--- WHAT IS EXPECTED ---
Provide nothing beyond the count of lines that include the string "time".

++++ DATASET

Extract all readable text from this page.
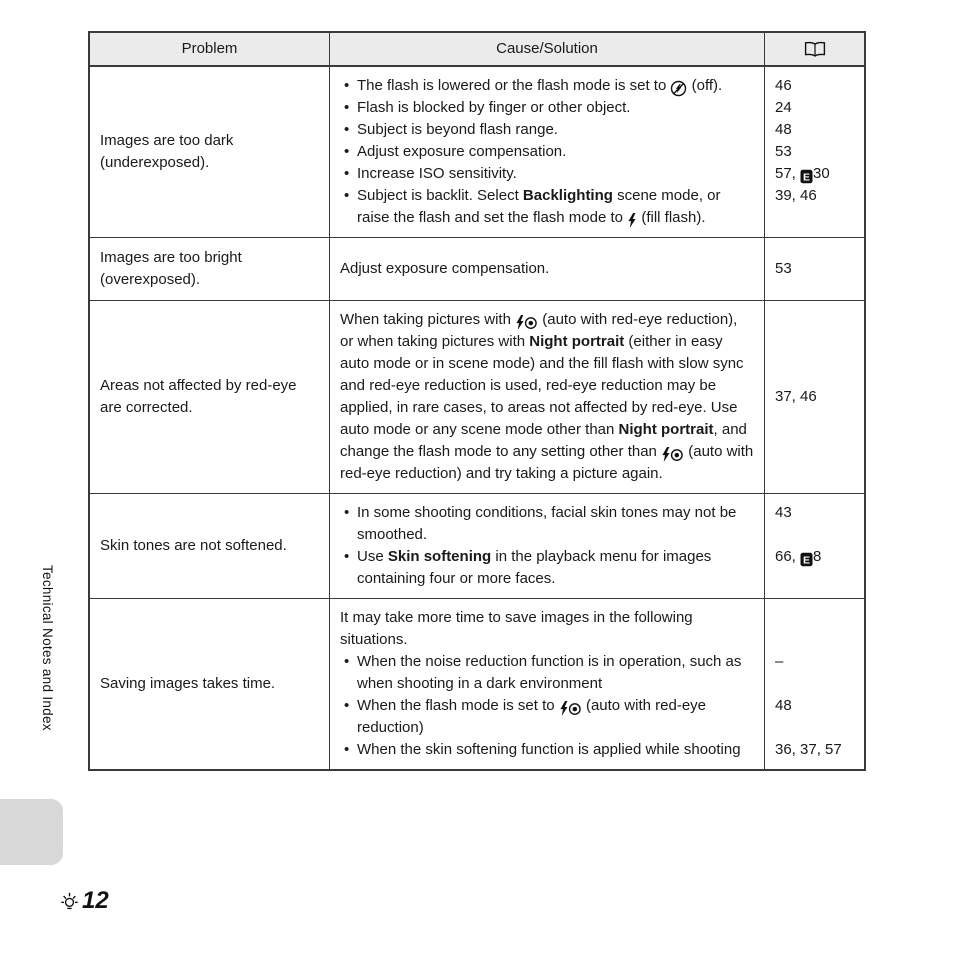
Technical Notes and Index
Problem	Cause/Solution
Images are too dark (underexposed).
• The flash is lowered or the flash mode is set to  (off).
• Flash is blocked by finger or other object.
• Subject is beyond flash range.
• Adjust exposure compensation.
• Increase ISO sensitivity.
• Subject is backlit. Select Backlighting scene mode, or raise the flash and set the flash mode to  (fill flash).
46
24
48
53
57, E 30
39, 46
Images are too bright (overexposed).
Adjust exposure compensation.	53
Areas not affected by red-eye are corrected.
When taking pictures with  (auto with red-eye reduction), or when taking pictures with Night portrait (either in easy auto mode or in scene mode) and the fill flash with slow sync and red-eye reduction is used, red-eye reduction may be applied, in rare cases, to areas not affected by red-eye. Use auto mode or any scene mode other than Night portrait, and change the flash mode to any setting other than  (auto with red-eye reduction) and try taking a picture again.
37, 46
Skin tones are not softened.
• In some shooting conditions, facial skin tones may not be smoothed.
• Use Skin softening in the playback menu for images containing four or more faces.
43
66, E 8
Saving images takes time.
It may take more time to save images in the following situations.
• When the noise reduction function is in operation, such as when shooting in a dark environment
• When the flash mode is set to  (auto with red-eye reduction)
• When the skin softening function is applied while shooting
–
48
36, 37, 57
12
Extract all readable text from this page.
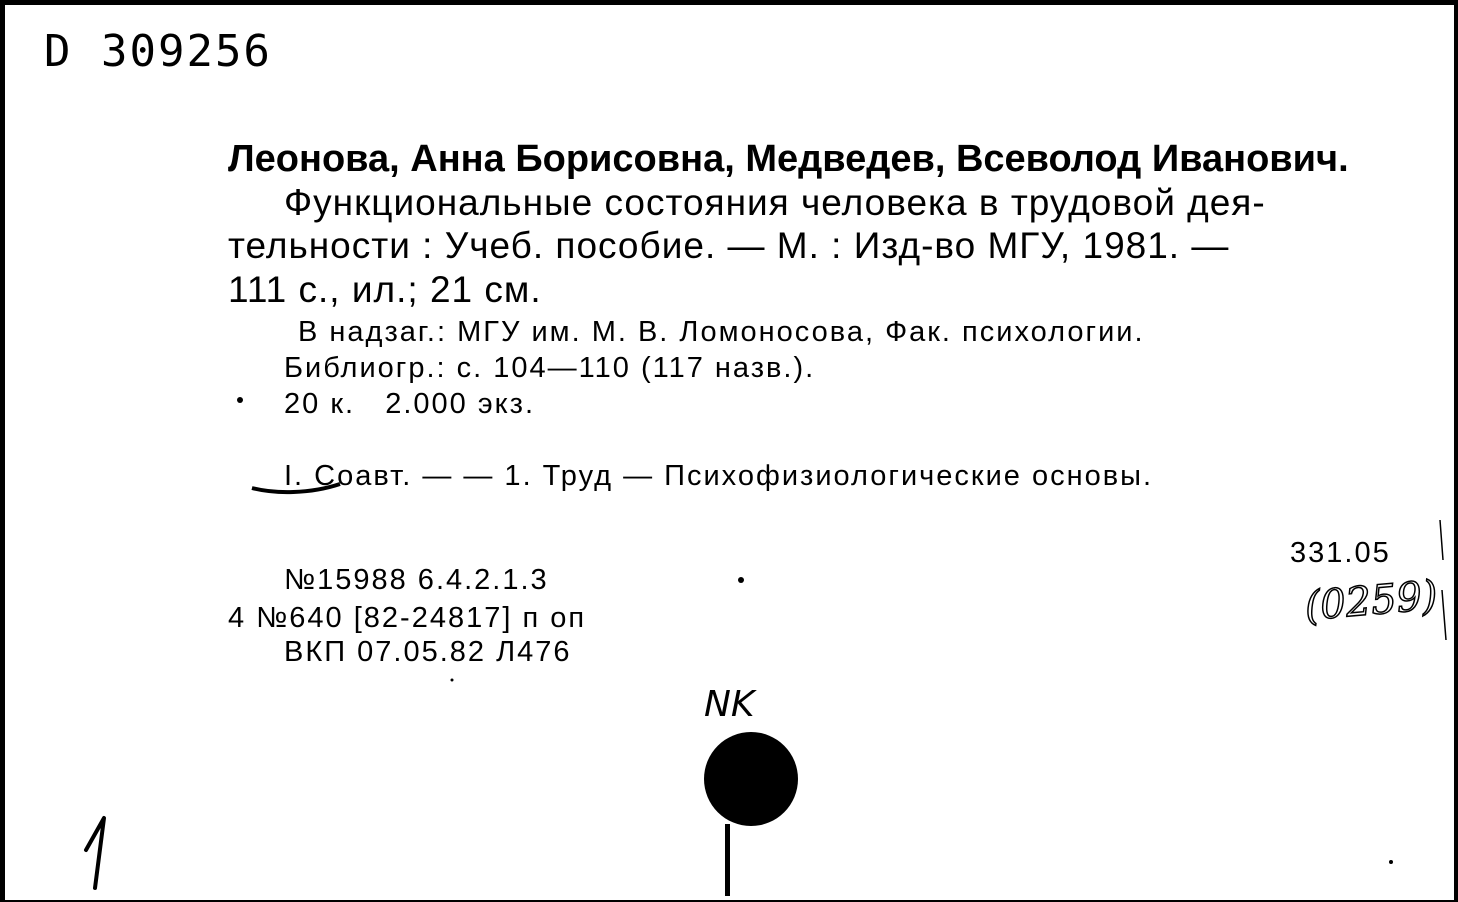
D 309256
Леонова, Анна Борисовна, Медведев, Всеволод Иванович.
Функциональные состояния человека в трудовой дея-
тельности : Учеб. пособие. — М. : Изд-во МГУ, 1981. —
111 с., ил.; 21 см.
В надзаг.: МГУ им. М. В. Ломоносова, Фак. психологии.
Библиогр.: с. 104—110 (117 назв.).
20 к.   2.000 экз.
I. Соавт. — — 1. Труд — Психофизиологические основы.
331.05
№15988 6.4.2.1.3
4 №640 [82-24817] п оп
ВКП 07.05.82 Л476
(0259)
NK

++++++++
++++ DATASET

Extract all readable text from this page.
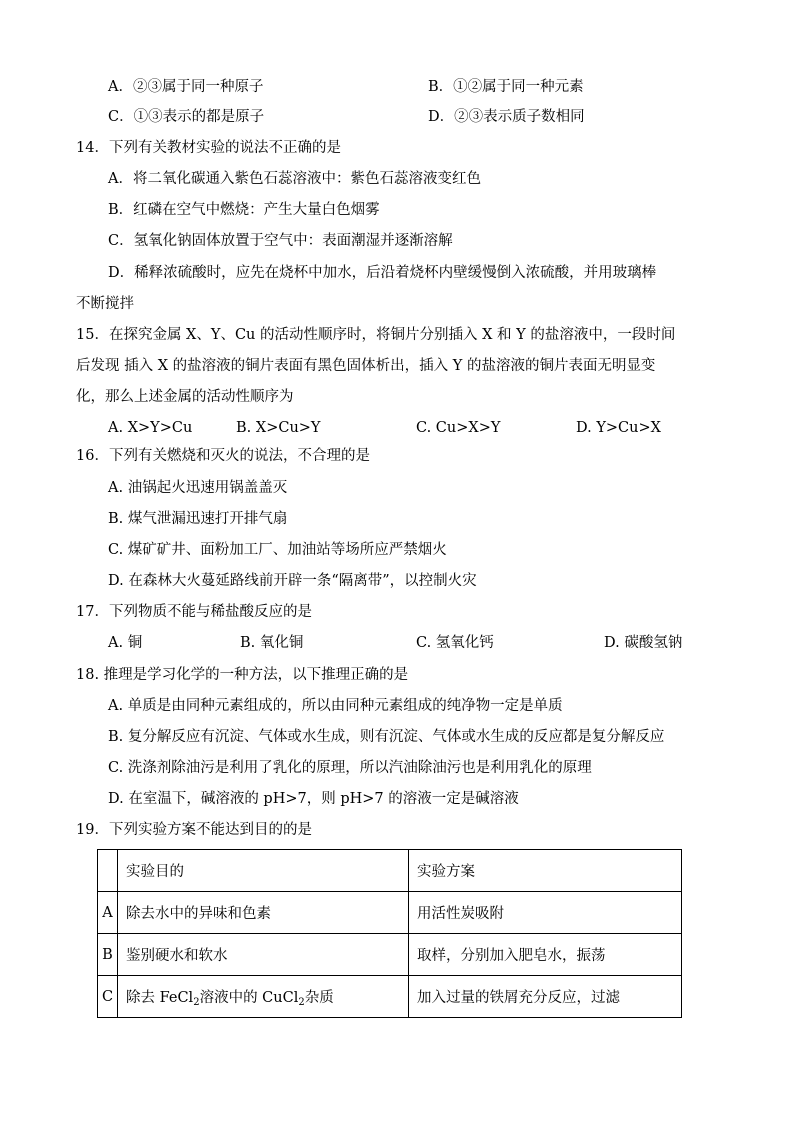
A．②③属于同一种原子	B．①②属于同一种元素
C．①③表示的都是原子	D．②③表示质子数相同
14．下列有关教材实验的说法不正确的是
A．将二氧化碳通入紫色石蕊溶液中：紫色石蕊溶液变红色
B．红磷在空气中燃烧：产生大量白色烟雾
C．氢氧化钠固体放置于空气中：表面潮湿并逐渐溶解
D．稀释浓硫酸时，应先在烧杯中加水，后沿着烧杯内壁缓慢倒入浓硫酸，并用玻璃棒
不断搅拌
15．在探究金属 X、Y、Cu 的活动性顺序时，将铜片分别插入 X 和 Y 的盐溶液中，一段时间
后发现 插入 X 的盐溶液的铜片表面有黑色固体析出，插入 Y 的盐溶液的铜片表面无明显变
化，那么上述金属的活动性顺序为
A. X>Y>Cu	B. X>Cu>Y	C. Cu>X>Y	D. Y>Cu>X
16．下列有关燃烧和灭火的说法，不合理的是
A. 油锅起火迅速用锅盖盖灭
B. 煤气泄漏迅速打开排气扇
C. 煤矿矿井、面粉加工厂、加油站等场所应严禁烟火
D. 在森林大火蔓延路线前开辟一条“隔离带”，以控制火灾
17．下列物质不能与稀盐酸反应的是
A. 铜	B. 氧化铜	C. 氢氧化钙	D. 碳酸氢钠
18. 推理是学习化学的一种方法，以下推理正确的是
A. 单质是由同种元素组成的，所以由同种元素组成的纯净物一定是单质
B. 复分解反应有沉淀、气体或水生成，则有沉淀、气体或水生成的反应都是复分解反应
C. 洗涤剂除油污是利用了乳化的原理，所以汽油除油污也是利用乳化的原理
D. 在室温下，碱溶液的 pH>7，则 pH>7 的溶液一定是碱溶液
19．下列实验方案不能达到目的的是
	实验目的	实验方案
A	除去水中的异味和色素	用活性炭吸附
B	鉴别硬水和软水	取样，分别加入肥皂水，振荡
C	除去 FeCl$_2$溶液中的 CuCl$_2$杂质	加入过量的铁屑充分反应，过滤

++++++++
++++ DATASET

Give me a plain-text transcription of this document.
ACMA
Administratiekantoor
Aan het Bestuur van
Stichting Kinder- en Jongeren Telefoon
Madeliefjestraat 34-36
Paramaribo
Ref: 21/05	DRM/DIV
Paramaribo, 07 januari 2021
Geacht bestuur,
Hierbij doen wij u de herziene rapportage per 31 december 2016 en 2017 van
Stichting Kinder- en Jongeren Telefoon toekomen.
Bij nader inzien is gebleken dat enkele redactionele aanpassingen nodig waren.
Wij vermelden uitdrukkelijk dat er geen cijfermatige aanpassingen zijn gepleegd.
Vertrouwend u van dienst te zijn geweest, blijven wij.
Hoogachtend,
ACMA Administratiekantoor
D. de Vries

++++++++

--- RESPONSE ---
2